Collection entries:

--

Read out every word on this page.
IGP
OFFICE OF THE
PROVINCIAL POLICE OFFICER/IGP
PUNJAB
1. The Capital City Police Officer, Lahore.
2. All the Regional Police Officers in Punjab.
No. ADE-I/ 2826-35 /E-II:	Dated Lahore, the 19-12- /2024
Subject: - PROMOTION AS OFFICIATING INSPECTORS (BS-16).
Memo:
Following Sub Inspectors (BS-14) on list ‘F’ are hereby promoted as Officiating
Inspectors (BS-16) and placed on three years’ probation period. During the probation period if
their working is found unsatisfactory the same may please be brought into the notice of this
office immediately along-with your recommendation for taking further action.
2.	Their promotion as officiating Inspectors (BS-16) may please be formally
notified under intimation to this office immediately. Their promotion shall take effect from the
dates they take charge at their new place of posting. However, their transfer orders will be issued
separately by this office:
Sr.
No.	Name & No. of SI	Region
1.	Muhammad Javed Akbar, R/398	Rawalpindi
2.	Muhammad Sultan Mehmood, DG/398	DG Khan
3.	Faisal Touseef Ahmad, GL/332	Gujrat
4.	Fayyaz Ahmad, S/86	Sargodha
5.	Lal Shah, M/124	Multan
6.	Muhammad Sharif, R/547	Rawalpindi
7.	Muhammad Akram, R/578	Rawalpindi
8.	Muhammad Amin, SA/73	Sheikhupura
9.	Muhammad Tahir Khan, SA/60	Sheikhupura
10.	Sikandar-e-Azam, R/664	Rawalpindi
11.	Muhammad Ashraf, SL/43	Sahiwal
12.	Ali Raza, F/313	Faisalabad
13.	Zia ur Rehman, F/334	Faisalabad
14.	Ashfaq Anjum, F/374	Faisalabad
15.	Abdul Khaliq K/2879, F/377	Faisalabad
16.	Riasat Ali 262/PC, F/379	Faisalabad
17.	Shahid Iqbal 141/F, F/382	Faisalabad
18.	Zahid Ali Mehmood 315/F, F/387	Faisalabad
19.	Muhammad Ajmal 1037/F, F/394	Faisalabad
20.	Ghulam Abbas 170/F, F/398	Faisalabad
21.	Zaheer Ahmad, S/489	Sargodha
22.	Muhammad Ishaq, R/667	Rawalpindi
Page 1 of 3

--

- [EXERCISE AIM] Copy out the whole listing, exactly as written.

- [EXERCISE SOLUTION]
Read out every word on this page.
IGP
OFFICE OF THE
PROVINCIAL POLICE OFFICER/IGP
PUNJAB
1. The Capital City Police Officer, Lahore.
2. All the Regional Police Officers in Punjab.
No. ADE-I/ 2826-35 /E-II:	Dated Lahore, the 19-12- /2024
Subject: - PROMOTION AS OFFICIATING INSPECTORS (BS-16).
Memo:
Following Sub Inspectors (BS-14) on list ‘F’ are hereby promoted as Officiating
Inspectors (BS-16) and placed on three years’ probation period. During the probation period if
their working is found unsatisfactory the same may please be brought into the notice of this
office immediately along-with your recommendation for taking further action.
2.	Their promotion as officiating Inspectors (BS-16) may please be formally
notified under intimation to this office immediately. Their promotion shall take effect from the
dates they take charge at their new place of posting. However, their transfer orders will be issued
separately by this office:
Sr.
No.	Name & No. of SI	Region
1.	Muhammad Javed Akbar, R/398	Rawalpindi
2.	Muhammad Sultan Mehmood, DG/398	DG Khan
3.	Faisal Touseef Ahmad, GL/332	Gujrat
4.	Fayyaz Ahmad, S/86	Sargodha
5.	Lal Shah, M/124	Multan
6.	Muhammad Sharif, R/547	Rawalpindi
7.	Muhammad Akram, R/578	Rawalpindi
8.	Muhammad Amin, SA/73	Sheikhupura
9.	Muhammad Tahir Khan, SA/60	Sheikhupura
10.	Sikandar-e-Azam, R/664	Rawalpindi
11.	Muhammad Ashraf, SL/43	Sahiwal
12.	Ali Raza, F/313	Faisalabad
13.	Zia ur Rehman, F/334	Faisalabad
14.	Ashfaq Anjum, F/374	Faisalabad
15.	Abdul Khaliq K/2879, F/377	Faisalabad
16.	Riasat Ali 262/PC, F/379	Faisalabad
17.	Shahid Iqbal 141/F, F/382	Faisalabad
18.	Zahid Ali Mehmood 315/F, F/387	Faisalabad
19.	Muhammad Ajmal 1037/F, F/394	Faisalabad
20.	Ghulam Abbas 170/F, F/398	Faisalabad
21.	Zaheer Ahmad, S/489	Sargodha
22.	Muhammad Ishaq, R/667	Rawalpindi
Page 1 of 3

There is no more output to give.